▶ **Written instruction**
Copy each line below in which the string "document" occurs.

▶ **Records to process**
-- begin --
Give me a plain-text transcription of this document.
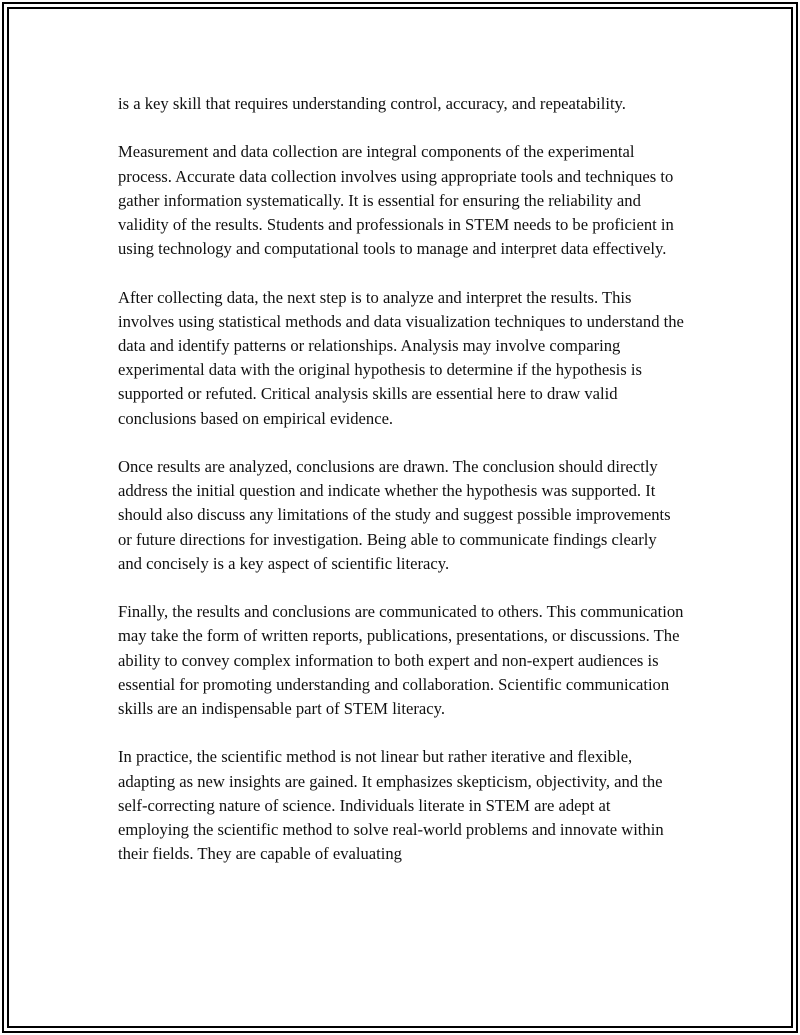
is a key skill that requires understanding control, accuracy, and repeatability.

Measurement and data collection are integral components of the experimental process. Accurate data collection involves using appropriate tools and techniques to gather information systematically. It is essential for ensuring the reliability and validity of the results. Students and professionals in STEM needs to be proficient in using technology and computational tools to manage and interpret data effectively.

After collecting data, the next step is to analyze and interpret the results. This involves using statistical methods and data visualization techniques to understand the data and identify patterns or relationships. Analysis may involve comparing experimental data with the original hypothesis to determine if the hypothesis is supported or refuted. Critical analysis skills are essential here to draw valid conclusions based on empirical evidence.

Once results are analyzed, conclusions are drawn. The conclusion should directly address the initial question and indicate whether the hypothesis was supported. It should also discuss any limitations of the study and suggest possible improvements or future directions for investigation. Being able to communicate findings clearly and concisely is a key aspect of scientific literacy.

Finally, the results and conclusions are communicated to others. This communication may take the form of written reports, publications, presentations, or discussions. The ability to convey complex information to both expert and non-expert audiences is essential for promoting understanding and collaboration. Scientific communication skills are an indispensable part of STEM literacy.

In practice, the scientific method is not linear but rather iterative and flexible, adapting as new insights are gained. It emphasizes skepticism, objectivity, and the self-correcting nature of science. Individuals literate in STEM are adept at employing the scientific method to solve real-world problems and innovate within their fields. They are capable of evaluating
-- end --
-- begin --
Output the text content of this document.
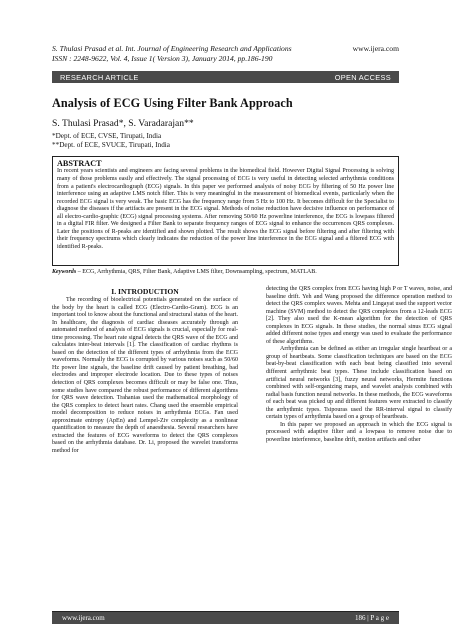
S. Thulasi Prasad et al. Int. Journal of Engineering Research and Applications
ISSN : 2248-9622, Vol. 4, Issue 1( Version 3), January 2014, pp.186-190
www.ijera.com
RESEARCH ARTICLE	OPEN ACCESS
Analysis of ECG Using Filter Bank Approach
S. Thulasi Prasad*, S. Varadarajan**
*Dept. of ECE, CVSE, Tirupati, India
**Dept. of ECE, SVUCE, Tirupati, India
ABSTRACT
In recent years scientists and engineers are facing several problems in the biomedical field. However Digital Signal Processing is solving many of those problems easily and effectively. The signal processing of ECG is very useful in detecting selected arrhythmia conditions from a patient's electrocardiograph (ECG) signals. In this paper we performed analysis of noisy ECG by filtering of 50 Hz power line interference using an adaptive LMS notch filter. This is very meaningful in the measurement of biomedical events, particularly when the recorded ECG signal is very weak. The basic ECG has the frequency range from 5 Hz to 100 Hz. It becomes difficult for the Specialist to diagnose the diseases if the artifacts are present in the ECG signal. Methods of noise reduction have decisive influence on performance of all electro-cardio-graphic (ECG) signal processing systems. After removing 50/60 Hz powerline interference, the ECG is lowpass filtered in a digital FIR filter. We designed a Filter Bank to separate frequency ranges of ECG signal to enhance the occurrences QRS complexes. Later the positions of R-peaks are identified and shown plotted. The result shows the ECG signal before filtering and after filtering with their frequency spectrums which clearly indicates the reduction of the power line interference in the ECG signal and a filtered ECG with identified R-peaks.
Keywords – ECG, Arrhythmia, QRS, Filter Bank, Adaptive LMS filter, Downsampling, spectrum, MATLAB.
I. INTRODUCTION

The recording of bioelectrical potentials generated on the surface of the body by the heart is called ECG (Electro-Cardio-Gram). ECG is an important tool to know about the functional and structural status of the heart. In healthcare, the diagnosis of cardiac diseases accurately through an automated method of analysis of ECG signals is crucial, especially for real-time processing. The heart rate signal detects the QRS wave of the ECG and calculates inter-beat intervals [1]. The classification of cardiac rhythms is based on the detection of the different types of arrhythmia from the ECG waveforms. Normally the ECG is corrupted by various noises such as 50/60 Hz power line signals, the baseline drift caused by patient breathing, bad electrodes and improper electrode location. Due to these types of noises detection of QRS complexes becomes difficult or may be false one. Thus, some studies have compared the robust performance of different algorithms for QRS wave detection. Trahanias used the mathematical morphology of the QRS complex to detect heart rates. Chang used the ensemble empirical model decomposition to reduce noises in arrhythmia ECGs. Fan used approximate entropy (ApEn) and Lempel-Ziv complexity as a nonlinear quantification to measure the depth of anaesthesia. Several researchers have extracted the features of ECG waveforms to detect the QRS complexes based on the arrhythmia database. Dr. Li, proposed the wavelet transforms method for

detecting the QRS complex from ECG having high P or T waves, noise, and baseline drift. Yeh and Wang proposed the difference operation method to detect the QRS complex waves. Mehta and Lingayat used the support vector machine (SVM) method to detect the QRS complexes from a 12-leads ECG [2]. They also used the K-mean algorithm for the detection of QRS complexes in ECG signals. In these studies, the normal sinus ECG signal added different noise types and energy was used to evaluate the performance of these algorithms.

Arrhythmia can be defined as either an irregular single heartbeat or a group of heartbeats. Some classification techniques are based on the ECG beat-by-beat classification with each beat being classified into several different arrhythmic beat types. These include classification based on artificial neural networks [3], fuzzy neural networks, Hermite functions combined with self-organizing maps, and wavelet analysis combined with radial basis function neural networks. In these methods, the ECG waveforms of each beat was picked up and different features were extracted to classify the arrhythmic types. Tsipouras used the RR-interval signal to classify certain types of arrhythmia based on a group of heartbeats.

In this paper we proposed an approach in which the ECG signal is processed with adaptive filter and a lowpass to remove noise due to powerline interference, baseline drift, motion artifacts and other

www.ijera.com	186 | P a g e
-- end --
▶ **Finished exercise**
Give me a plain-text transcription of this document.
Output the text content of this document.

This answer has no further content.